■ TASK INSTRUCTIONS:
Reproduce the listing below line for line, changing nothing.

A run of records
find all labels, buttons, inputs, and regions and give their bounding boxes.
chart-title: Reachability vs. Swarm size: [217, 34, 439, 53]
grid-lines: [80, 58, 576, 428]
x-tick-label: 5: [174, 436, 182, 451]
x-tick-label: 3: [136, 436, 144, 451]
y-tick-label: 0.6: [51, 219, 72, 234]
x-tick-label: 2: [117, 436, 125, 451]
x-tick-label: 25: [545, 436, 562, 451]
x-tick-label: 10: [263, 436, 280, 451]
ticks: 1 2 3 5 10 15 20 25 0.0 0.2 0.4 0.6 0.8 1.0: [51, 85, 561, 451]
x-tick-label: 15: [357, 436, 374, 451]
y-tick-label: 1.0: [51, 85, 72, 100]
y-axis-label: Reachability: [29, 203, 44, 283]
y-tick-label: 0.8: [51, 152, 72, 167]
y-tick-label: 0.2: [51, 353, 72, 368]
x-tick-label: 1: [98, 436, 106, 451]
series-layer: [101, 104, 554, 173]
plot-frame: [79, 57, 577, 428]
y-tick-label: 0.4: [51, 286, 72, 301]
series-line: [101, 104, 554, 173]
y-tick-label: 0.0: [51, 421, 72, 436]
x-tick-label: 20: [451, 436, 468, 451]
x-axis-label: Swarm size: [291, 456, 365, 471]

■ EXERCISE RESULT:
find all labels, buttons, inputs, and regions and give their bounding boxes.
chart-title: Reachability vs. Swarm size: [217, 34, 439, 53]
grid-lines: [80, 58, 576, 428]
x-tick-label: 5: [174, 436, 182, 451]
x-tick-label: 3: [136, 436, 144, 451]
y-tick-label: 0.6: [51, 219, 72, 234]
x-tick-label: 2: [117, 436, 125, 451]
x-tick-label: 25: [545, 436, 562, 451]
x-tick-label: 10: [263, 436, 280, 451]
ticks: 1 2 3 5 10 15 20 25 0.0 0.2 0.4 0.6 0.8 1.0: [51, 85, 561, 451]
x-tick-label: 15: [357, 436, 374, 451]
y-tick-label: 1.0: [51, 85, 72, 100]
y-axis-label: Reachability: [29, 203, 44, 283]
y-tick-label: 0.8: [51, 152, 72, 167]
y-tick-label: 0.2: [51, 353, 72, 368]
x-tick-label: 1: [98, 436, 106, 451]
series-layer: [101, 104, 554, 173]
plot-frame: [79, 57, 577, 428]
y-tick-label: 0.4: [51, 286, 72, 301]
series-line: [101, 104, 554, 173]
y-tick-label: 0.0: [51, 421, 72, 436]
x-tick-label: 20: [451, 436, 468, 451]
x-axis-label: Swarm size: [291, 456, 365, 471]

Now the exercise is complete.